> **WORK INSTRUCTIONS**: Rewrite the lines from the one containing "- x-tick-label-0: 0: [75, 478, 84, 494]" through the one containing "- trace-11: [78, 235, 573, 242]", substituting "vertical-gridlines" for "vertical-grid" and changing nothing else.

— Begin GIVEN DATA —

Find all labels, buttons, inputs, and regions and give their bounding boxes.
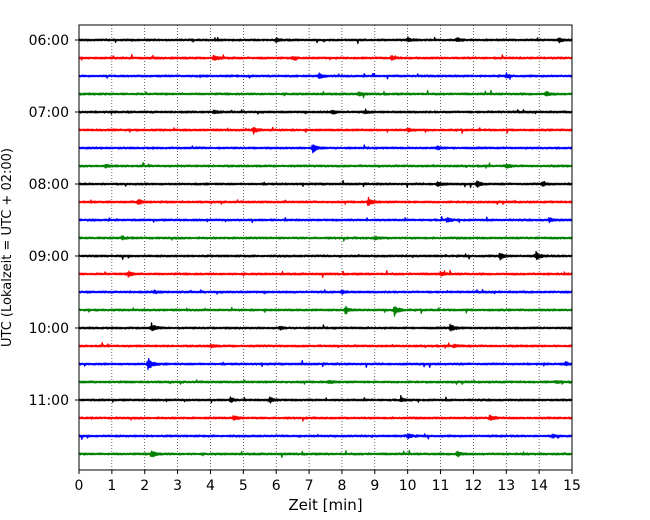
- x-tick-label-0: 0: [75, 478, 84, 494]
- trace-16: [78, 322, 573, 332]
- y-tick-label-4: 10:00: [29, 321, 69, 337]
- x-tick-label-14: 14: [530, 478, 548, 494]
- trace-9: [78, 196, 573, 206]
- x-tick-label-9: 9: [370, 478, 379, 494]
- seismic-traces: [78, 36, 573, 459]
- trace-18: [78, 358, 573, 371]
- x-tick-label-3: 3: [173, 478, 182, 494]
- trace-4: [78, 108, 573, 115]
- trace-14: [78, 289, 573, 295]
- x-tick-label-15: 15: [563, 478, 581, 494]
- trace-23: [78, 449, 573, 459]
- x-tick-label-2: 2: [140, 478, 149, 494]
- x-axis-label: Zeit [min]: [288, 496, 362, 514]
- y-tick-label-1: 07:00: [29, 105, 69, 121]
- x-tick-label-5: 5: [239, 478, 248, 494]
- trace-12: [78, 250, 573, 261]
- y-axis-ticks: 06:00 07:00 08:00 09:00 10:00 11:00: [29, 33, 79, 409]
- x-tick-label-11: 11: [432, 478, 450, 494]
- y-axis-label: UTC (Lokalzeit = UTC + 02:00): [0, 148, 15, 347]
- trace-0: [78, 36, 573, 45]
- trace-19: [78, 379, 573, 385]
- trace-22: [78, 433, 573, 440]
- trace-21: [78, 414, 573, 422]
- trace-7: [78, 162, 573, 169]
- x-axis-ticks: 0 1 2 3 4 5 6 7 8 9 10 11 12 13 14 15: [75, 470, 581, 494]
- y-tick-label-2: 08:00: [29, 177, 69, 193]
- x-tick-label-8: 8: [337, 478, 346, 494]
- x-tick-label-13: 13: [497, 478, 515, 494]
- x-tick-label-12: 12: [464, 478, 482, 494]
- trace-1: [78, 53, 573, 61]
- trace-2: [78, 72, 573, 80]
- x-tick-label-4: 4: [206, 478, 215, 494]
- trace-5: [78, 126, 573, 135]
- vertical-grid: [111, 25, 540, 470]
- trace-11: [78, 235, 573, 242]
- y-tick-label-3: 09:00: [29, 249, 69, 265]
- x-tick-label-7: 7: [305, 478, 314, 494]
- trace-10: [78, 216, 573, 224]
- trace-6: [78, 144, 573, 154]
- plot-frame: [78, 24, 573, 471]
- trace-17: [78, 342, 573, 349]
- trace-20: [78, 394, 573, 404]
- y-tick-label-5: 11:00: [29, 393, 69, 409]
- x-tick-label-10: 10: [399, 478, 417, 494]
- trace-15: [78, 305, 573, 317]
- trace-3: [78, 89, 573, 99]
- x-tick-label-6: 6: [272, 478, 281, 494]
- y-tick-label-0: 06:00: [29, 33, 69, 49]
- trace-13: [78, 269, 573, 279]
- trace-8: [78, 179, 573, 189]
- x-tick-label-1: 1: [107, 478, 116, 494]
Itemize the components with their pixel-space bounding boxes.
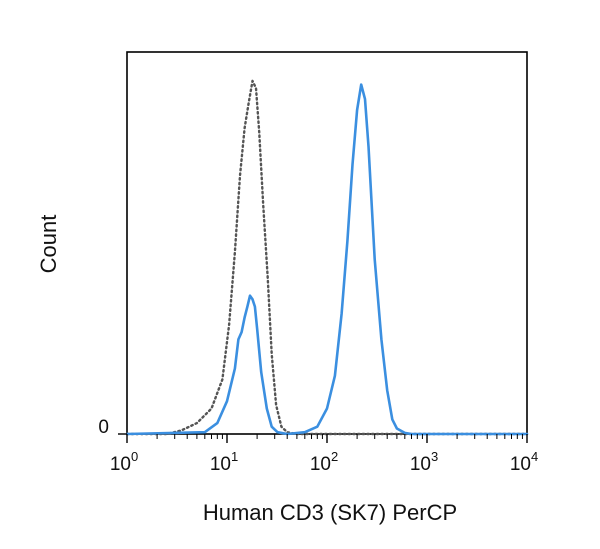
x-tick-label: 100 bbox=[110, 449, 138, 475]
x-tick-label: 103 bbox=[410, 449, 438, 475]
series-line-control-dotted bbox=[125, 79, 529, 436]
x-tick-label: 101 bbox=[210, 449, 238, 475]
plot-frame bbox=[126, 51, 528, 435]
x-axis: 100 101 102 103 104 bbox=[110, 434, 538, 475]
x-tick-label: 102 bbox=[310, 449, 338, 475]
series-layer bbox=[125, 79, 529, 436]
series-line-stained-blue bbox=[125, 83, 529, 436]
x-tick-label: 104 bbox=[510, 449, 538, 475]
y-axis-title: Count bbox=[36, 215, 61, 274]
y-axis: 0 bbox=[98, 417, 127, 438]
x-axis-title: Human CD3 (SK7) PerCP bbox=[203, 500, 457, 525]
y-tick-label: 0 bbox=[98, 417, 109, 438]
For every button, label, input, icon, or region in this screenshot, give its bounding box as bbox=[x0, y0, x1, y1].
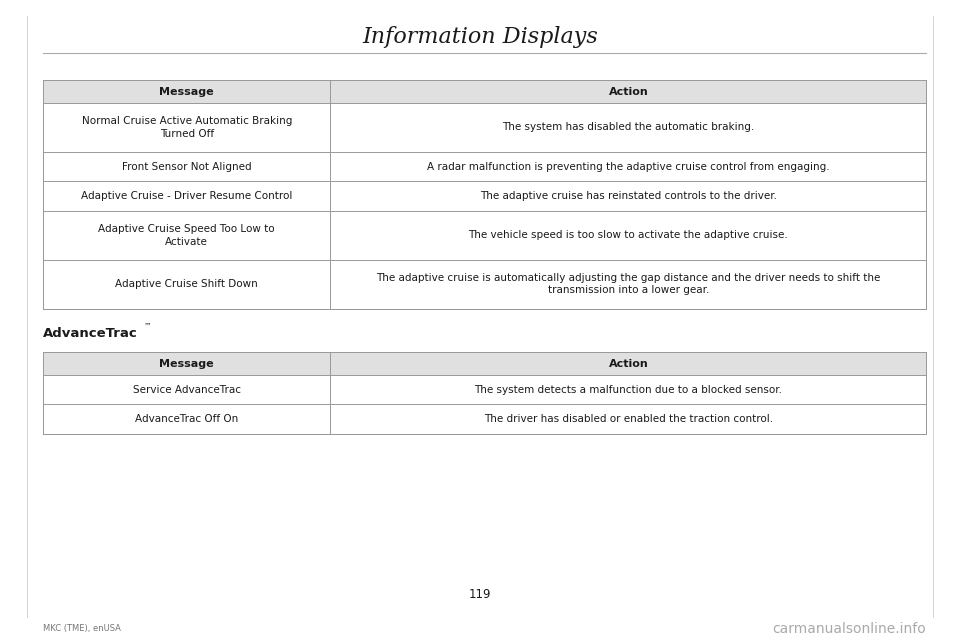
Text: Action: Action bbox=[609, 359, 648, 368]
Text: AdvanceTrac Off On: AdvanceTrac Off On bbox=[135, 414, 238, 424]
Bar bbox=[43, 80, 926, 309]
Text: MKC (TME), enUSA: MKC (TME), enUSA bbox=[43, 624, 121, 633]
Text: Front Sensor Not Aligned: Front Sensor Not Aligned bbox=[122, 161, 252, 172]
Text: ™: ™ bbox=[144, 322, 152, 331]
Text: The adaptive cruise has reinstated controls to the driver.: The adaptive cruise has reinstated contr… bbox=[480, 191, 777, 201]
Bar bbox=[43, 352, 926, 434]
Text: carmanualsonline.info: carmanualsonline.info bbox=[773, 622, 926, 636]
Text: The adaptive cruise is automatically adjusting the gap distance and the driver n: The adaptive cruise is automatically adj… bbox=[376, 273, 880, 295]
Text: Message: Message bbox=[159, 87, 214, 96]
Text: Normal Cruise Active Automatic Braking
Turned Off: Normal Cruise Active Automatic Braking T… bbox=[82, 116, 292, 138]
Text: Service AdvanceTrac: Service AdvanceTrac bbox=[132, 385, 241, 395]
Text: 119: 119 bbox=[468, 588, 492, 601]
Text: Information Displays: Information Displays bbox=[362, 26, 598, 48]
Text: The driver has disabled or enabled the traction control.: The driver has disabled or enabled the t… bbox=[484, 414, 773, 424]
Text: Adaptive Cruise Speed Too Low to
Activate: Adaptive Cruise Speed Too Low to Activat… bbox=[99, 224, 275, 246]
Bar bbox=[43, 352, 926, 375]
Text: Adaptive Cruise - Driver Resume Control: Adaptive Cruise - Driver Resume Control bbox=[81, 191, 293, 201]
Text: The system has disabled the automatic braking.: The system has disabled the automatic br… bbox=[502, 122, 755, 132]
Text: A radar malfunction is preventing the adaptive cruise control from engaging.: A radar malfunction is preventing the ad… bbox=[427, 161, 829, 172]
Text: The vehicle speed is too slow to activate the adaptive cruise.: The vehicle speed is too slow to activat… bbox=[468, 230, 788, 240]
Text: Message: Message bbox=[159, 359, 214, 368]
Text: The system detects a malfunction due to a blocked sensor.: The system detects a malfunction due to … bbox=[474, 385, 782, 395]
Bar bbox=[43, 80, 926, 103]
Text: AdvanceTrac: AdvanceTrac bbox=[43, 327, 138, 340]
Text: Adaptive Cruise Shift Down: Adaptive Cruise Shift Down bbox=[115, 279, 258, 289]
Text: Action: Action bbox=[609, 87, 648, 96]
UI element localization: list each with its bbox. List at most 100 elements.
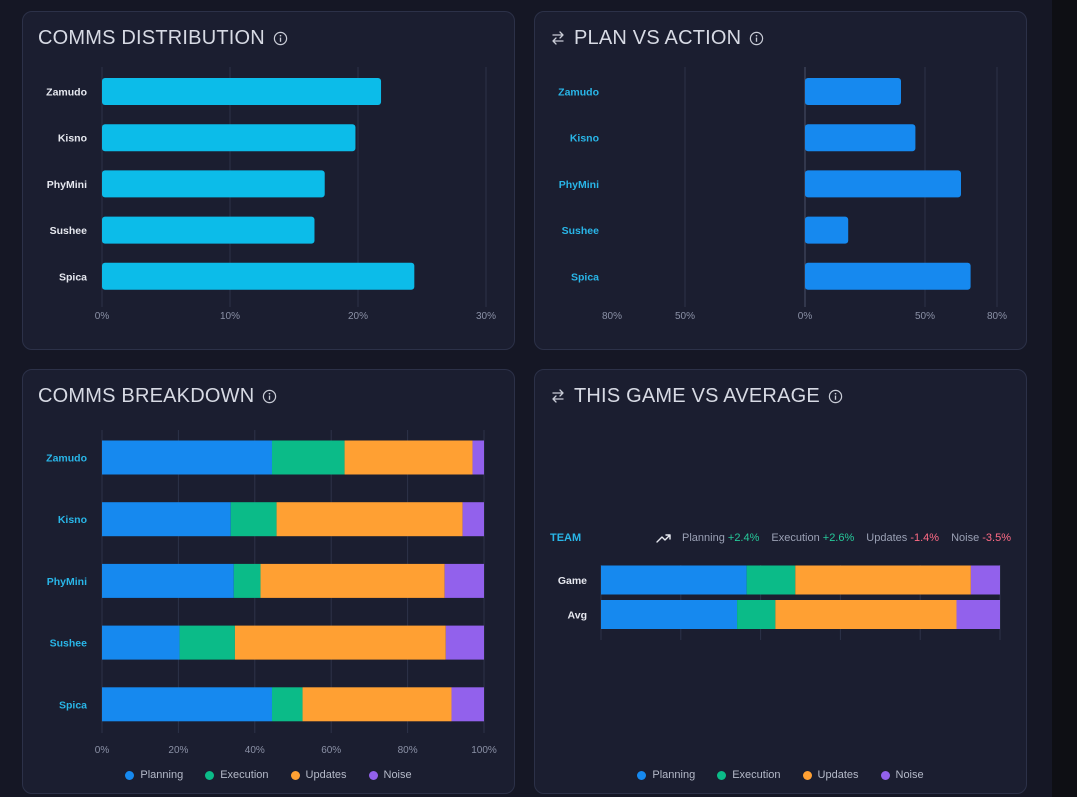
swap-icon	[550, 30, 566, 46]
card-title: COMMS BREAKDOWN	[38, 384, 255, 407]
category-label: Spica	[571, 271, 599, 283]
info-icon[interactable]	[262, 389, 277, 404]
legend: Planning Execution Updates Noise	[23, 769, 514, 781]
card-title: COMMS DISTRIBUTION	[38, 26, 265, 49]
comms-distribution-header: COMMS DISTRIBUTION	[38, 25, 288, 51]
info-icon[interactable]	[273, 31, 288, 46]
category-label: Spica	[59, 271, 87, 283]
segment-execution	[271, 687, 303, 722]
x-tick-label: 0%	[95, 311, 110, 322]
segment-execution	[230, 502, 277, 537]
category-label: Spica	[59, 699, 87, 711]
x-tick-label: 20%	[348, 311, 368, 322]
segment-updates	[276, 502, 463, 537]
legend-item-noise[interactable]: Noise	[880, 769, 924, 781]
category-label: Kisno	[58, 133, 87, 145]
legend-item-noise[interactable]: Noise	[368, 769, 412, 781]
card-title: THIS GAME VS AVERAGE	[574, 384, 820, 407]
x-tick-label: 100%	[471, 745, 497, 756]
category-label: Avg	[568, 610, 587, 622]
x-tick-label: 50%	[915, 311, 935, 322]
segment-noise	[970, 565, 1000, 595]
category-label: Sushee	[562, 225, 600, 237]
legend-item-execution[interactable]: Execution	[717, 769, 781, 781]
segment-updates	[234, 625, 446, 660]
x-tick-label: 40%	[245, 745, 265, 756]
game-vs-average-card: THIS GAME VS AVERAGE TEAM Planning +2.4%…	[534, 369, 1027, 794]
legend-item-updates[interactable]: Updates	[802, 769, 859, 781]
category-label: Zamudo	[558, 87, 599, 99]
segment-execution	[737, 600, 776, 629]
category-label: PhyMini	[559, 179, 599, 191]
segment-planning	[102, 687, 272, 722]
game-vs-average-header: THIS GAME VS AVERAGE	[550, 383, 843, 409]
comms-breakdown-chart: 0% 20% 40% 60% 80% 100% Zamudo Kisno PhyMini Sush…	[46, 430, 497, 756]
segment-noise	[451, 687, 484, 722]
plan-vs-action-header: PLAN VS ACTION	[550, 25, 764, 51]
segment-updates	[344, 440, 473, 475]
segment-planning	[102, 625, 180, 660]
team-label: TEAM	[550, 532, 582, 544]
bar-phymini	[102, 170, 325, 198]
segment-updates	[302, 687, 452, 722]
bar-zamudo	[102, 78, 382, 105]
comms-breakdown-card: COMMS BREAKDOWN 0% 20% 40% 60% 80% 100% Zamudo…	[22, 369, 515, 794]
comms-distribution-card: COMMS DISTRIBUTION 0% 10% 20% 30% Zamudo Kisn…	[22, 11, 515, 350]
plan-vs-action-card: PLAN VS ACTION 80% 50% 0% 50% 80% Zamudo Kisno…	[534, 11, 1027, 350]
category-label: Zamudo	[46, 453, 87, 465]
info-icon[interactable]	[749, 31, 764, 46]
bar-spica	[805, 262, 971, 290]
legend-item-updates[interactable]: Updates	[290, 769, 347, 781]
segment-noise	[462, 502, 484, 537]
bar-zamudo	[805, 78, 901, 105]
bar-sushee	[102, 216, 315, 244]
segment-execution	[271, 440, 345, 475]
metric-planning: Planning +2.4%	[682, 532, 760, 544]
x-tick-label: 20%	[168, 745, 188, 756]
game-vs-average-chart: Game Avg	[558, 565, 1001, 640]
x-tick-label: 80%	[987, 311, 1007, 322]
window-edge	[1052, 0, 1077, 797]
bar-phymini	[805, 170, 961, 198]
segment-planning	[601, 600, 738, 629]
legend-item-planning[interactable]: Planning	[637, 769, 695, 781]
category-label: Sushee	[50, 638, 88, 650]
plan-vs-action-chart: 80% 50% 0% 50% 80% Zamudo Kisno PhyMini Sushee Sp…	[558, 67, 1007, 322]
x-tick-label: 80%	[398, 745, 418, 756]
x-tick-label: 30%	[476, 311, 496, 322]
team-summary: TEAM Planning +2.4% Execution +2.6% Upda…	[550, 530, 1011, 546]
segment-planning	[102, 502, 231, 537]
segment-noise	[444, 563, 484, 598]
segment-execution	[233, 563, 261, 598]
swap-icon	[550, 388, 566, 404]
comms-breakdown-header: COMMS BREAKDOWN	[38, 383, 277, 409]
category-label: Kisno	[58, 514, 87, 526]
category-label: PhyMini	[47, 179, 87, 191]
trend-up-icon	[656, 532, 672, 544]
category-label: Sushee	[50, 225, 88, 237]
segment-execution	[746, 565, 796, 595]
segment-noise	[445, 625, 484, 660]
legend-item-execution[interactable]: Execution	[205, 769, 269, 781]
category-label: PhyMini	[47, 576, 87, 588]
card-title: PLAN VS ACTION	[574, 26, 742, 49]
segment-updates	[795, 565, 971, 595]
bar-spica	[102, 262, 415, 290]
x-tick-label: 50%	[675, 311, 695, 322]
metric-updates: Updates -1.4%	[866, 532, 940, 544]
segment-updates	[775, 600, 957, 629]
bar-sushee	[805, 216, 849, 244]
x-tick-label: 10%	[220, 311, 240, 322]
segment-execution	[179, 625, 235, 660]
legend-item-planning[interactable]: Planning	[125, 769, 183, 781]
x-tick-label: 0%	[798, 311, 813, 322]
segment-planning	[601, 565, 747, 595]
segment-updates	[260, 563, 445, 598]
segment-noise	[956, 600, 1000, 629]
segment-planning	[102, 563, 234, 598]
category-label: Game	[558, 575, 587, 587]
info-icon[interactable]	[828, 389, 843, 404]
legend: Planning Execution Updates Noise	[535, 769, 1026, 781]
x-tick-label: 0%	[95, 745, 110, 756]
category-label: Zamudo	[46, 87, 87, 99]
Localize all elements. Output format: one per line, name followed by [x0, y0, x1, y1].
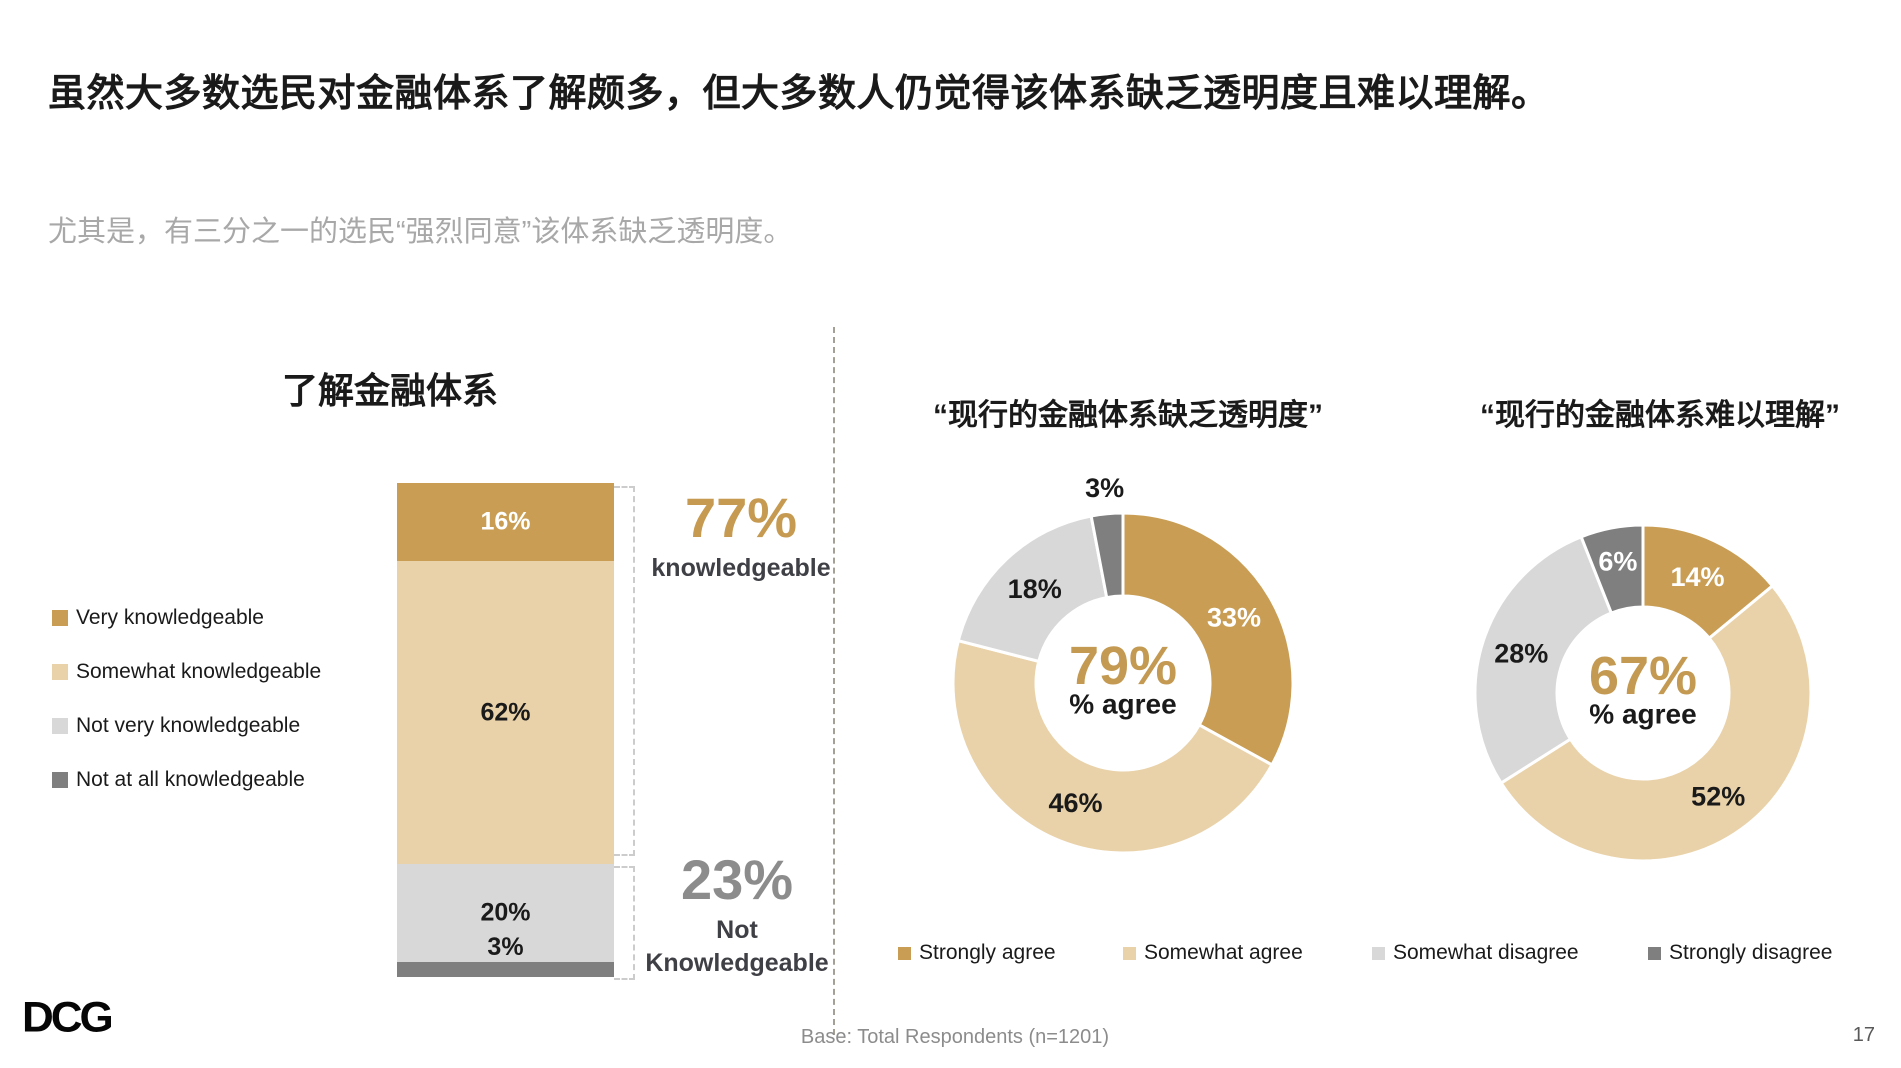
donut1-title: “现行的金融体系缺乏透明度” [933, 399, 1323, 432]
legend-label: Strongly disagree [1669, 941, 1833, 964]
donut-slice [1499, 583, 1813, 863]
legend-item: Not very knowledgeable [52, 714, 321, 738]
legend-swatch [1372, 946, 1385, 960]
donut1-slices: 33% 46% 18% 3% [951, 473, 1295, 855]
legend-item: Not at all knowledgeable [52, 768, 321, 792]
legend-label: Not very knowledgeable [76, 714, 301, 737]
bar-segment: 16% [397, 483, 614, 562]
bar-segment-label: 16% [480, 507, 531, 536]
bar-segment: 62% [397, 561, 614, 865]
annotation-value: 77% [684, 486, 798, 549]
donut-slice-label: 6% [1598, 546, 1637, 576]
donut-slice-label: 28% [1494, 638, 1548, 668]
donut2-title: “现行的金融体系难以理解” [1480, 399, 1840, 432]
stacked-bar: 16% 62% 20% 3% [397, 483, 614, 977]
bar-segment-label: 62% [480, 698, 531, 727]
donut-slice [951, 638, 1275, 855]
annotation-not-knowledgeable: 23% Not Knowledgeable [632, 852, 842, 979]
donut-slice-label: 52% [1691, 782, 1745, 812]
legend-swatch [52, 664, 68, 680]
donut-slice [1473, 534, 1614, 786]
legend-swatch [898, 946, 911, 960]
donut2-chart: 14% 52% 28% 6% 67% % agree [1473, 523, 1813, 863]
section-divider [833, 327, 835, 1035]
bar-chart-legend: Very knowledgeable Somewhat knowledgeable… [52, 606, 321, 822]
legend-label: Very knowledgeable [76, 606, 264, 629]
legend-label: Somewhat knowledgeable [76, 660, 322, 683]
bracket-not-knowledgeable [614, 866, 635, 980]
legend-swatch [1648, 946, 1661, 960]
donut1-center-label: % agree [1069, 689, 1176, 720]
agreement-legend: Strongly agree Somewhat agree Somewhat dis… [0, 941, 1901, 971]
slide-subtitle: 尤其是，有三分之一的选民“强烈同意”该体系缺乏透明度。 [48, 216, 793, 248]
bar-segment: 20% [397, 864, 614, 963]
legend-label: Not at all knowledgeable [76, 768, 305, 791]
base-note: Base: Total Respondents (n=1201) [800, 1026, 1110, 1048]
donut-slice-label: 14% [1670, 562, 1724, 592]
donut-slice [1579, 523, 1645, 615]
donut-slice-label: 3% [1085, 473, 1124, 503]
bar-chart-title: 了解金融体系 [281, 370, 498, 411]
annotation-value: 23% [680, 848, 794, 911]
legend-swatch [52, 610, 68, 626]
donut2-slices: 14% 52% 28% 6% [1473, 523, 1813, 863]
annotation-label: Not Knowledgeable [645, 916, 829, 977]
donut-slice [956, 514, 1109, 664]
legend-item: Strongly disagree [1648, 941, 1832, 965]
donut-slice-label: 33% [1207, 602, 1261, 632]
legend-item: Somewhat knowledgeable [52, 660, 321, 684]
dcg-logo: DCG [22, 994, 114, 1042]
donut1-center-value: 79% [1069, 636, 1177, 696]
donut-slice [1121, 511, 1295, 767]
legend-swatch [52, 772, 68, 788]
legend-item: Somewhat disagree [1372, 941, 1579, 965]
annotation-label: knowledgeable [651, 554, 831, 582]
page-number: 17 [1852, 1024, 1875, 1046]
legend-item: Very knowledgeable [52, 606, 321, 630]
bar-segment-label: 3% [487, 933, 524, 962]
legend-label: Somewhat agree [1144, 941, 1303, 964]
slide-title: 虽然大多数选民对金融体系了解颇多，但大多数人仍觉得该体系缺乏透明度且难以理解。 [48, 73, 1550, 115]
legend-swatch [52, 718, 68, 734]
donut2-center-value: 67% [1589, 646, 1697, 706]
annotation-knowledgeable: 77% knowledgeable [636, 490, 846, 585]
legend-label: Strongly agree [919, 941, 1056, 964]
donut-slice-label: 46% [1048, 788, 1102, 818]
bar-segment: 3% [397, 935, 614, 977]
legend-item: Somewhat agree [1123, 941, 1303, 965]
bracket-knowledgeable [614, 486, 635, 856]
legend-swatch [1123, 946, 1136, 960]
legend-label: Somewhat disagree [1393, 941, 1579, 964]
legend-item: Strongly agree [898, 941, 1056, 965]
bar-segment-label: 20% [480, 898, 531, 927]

— End GIVEN DATA —

> **ANSWER BELOW**:
- x-tick-label-0: 0: [75, 478, 84, 494]
- trace-16: [78, 322, 573, 332]
- y-tick-label-4: 10:00: [29, 321, 69, 337]
- x-tick-label-14: 14: [530, 478, 548, 494]
- trace-9: [78, 196, 573, 206]
- x-tick-label-9: 9: [370, 478, 379, 494]
- seismic-traces: [78, 36, 573, 459]
- trace-18: [78, 358, 573, 371]
- x-tick-label-3: 3: [173, 478, 182, 494]
- trace-4: [78, 108, 573, 115]
- trace-14: [78, 289, 573, 295]
- x-tick-label-15: 15: [563, 478, 581, 494]
- trace-23: [78, 449, 573, 459]
- x-tick-label-2: 2: [140, 478, 149, 494]
- x-axis-label: Zeit [min]: [288, 496, 362, 514]
- y-tick-label-1: 07:00: [29, 105, 69, 121]
- x-tick-label-5: 5: [239, 478, 248, 494]
- trace-12: [78, 250, 573, 261]
- y-axis-ticks: 06:00 07:00 08:00 09:00 10:00 11:00: [29, 33, 79, 409]
- x-tick-label-11: 11: [432, 478, 450, 494]
- y-axis-label: UTC (Lokalzeit = UTC + 02:00): [0, 148, 15, 347]
- trace-0: [78, 36, 573, 45]
- trace-19: [78, 379, 573, 385]
- trace-22: [78, 433, 573, 440]
- trace-21: [78, 414, 573, 422]
- trace-7: [78, 162, 573, 169]
- x-axis-ticks: 0 1 2 3 4 5 6 7 8 9 10 11 12 13 14 15: [75, 470, 581, 494]
- y-tick-label-2: 08:00: [29, 177, 69, 193]
- x-tick-label-8: 8: [337, 478, 346, 494]
- x-tick-label-13: 13: [497, 478, 515, 494]
- x-tick-label-12: 12: [464, 478, 482, 494]
- trace-1: [78, 53, 573, 61]
- trace-2: [78, 72, 573, 80]
- x-tick-label-4: 4: [206, 478, 215, 494]
- trace-5: [78, 126, 573, 135]
- vertical-gridlines: [111, 25, 540, 470]
- trace-11: [78, 235, 573, 242]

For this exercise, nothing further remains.